-- begin --
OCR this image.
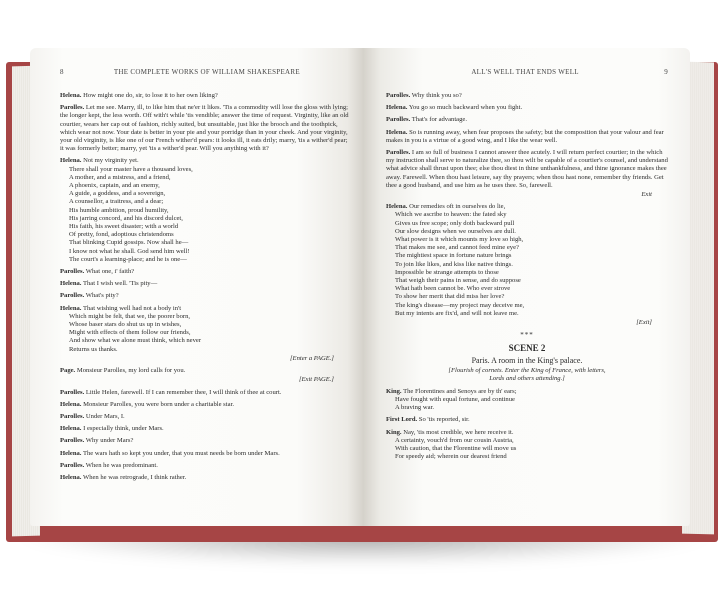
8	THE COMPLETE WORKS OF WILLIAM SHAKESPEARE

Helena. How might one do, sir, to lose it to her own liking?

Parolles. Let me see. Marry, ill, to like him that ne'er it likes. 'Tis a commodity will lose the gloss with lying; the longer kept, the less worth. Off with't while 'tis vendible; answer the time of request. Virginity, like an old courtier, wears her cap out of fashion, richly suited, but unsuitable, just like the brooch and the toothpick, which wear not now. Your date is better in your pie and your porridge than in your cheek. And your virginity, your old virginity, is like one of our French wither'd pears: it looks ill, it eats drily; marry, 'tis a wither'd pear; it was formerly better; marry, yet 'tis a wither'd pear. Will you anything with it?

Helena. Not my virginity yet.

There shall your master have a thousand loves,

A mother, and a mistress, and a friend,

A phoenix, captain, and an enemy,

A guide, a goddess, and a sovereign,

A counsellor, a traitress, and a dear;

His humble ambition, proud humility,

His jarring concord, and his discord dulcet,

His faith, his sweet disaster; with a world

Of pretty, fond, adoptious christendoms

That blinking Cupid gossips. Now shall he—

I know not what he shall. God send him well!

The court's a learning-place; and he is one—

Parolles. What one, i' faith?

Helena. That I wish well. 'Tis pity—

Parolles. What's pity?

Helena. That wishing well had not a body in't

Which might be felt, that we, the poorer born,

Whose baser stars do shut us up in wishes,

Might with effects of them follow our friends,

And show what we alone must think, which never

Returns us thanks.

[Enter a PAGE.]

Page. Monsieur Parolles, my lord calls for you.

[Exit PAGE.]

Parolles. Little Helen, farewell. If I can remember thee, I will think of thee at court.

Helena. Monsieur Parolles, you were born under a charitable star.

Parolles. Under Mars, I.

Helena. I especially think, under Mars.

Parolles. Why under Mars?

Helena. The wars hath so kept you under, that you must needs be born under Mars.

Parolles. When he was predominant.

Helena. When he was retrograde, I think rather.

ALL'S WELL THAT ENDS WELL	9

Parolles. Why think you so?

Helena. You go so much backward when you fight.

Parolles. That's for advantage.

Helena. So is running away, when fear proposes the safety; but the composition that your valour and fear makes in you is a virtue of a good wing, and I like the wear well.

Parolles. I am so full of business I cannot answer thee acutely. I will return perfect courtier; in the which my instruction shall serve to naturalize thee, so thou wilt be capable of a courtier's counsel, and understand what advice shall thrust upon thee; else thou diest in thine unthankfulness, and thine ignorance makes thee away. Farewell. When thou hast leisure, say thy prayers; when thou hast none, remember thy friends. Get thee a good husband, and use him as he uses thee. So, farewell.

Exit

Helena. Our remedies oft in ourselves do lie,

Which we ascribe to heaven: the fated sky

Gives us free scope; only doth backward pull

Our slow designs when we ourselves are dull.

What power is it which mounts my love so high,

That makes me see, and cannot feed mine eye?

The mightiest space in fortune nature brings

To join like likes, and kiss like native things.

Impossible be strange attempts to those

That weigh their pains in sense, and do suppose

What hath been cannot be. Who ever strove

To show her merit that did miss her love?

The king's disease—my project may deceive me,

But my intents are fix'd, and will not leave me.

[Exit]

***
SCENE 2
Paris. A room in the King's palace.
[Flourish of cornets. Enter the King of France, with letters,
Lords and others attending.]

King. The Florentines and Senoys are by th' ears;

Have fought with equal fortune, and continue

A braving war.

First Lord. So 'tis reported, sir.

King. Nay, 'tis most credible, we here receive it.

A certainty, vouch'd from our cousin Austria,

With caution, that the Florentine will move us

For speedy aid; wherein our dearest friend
-- end --
Written instruction
Go through the preceding material and copy each line that has the word "must".

Task solution
And show what we alone must think, which never
Helena. The wars hath so kept you under, that you must needs be born under Mars.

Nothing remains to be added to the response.